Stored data
* begin *

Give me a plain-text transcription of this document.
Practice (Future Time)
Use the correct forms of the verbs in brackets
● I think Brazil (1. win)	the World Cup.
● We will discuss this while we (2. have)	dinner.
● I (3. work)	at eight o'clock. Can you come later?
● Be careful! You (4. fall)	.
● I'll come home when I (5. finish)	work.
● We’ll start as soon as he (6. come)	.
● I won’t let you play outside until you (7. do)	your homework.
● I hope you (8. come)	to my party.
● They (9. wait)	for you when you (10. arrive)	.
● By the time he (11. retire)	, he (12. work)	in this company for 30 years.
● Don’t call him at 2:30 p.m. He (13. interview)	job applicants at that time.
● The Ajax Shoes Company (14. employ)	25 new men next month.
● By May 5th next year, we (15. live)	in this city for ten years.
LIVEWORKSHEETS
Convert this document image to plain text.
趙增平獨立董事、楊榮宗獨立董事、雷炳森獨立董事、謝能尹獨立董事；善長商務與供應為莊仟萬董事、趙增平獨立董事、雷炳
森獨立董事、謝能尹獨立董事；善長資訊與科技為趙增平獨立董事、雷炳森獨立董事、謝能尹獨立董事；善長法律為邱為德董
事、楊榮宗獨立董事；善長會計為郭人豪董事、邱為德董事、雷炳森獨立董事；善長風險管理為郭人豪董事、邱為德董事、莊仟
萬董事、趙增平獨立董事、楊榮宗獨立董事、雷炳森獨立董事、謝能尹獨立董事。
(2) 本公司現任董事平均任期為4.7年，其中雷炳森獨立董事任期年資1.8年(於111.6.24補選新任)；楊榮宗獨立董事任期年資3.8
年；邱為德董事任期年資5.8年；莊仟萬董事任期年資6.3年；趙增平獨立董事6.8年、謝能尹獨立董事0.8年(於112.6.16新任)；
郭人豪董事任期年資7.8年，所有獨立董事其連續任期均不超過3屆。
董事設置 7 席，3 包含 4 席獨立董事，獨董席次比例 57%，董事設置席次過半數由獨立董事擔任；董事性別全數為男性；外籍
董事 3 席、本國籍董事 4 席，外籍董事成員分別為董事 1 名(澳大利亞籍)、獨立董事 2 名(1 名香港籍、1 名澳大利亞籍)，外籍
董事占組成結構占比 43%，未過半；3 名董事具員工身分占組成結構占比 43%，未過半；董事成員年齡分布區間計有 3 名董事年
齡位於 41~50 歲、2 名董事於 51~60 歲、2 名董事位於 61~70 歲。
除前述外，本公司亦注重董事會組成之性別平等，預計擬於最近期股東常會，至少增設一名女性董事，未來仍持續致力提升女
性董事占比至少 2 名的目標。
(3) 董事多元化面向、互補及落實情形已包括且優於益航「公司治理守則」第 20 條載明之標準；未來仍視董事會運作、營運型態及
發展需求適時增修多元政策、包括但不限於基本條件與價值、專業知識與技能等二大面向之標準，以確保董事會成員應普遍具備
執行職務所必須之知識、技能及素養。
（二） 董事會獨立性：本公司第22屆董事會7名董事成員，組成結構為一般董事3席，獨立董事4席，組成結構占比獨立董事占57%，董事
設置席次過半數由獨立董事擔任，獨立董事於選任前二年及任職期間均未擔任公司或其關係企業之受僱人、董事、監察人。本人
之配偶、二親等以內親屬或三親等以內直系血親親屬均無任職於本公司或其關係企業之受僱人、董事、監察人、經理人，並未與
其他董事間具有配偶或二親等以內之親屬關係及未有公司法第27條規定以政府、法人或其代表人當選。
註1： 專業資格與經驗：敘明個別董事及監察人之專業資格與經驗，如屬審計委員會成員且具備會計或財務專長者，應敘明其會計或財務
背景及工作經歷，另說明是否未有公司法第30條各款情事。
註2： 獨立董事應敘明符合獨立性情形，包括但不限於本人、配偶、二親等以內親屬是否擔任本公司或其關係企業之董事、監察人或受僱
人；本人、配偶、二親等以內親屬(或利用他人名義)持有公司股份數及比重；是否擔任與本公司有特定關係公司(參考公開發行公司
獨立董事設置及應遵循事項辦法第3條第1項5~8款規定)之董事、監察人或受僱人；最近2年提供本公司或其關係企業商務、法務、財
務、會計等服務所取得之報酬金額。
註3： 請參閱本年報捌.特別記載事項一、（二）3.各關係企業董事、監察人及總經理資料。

* end *

## Task statement
Search the entries for the string "next" and collect each line that has it.

## Finished task
● The Ajax Shoes Company (14. employ)	25 new men next month.
● By May 5th next year, we (15. live)	in this city for ten years.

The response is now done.